» Requirement: Find the lines that contain the word "username" and copy each one.

» Material:
**********
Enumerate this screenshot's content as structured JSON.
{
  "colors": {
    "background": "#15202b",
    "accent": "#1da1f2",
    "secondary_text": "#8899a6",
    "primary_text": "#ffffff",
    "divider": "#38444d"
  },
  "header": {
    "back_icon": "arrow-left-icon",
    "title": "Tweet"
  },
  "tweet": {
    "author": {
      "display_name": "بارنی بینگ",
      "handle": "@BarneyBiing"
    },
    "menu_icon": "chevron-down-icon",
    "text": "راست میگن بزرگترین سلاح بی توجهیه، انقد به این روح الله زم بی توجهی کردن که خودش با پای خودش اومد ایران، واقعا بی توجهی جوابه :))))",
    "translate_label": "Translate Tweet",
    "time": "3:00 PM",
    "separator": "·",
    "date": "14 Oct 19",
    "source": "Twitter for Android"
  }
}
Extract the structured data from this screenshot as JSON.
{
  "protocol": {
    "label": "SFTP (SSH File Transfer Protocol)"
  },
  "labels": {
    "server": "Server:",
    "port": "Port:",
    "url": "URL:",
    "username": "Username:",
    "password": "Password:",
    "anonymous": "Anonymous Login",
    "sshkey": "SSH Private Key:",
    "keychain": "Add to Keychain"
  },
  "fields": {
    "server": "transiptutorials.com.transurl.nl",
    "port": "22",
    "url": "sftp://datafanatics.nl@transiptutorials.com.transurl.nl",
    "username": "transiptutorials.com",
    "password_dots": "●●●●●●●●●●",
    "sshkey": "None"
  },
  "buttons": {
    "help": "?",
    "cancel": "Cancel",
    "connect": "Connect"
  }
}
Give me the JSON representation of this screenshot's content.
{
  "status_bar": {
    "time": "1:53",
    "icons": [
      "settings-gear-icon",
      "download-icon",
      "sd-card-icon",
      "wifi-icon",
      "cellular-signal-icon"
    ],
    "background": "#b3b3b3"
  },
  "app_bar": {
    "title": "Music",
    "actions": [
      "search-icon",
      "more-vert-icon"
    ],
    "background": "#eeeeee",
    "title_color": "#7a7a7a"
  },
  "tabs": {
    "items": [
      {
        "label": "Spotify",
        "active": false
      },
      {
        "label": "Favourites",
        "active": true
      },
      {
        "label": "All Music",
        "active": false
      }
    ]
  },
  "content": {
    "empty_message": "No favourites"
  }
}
**********
» Solution to the problem:
    "username": "Username:",
    "username": "transiptutorials.com",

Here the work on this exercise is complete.